● **Your objective**: Omit the pictures and output every entry below exactly as written.

● **Data for this exercise**:
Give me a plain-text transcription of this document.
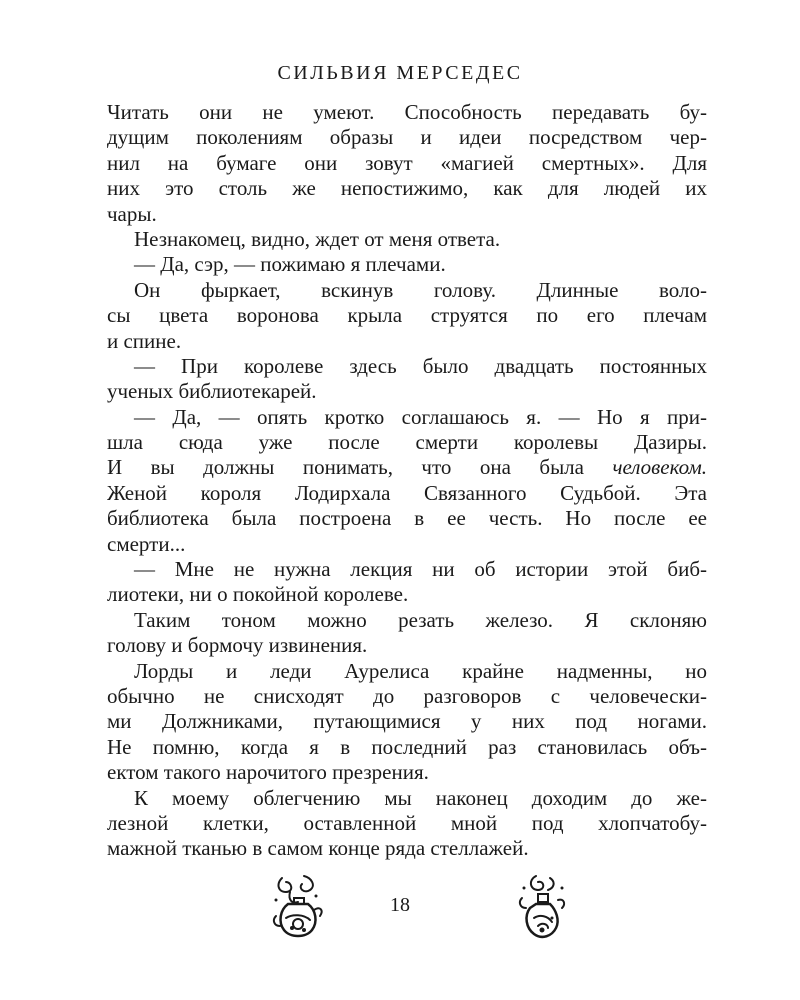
СИЛЬВИЯ МЕРСЕДЕС
Читать они не умеют. Способность передавать бу-
дущим поколениям образы и идеи посредством чер-
нил на бумаге они зовут «магией смертных». Для
них это столь же непостижимо, как для людей их
чары.
Незнакомец, видно, ждет от меня ответа.
— Да, сэр, — пожимаю я плечами.
Он фыркает, вскинув голову. Длинные воло-
сы цвета воронова крыла струятся по его плечам
и спине.
— При королеве здесь было двадцать постоянных
ученых библиотекарей.
— Да, — опять кротко соглашаюсь я. — Но я при-
шла сюда уже после смерти королевы Дазиры.
И вы должны понимать, что она была человеком.
Женой короля Лодирхала Связанного Судьбой. Эта
библиотека была построена в ее честь. Но после ее
смерти...
— Мне не нужна лекция ни об истории этой биб-
лиотеки, ни о покойной королеве.
Таким тоном можно резать железо. Я склоняю
голову и бормочу извинения.
Лорды и леди Аурелиса крайне надменны, но
обычно не снисходят до разговоров с человечески-
ми Должниками, путающимися у них под ногами.
Не помню, когда я в последний раз становилась объ-
ектом такого нарочитого презрения.
К моему облегчению мы наконец доходим до же-
лезной клетки, оставленной мной под хлопчатобу-
мажной тканью в самом конце ряда стеллажей.
18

● **Result of this exercise**:
Give me a plain-text transcription of this document.
СИЛЬВИЯ МЕРСЕДЕС
Читать они не умеют. Способность передавать бу-
дущим поколениям образы и идеи посредством чер-
нил на бумаге они зовут «магией смертных». Для
них это столь же непостижимо, как для людей их
чары.
Незнакомец, видно, ждет от меня ответа.
— Да, сэр, — пожимаю я плечами.
Он фыркает, вскинув голову. Длинные воло-
сы цвета воронова крыла струятся по его плечам
и спине.
— При королеве здесь было двадцать постоянных
ученых библиотекарей.
— Да, — опять кротко соглашаюсь я. — Но я при-
шла сюда уже после смерти королевы Дазиры.
И вы должны понимать, что она была человеком.
Женой короля Лодирхала Связанного Судьбой. Эта
библиотека была построена в ее честь. Но после ее
смерти...
— Мне не нужна лекция ни об истории этой биб-
лиотеки, ни о покойной королеве.
Таким тоном можно резать железо. Я склоняю
голову и бормочу извинения.
Лорды и леди Аурелиса крайне надменны, но
обычно не снисходят до разговоров с человечески-
ми Должниками, путающимися у них под ногами.
Не помню, когда я в последний раз становилась объ-
ектом такого нарочитого презрения.
К моему облегчению мы наконец доходим до же-
лезной клетки, оставленной мной под хлопчатобу-
мажной тканью в самом конце ряда стеллажей.
18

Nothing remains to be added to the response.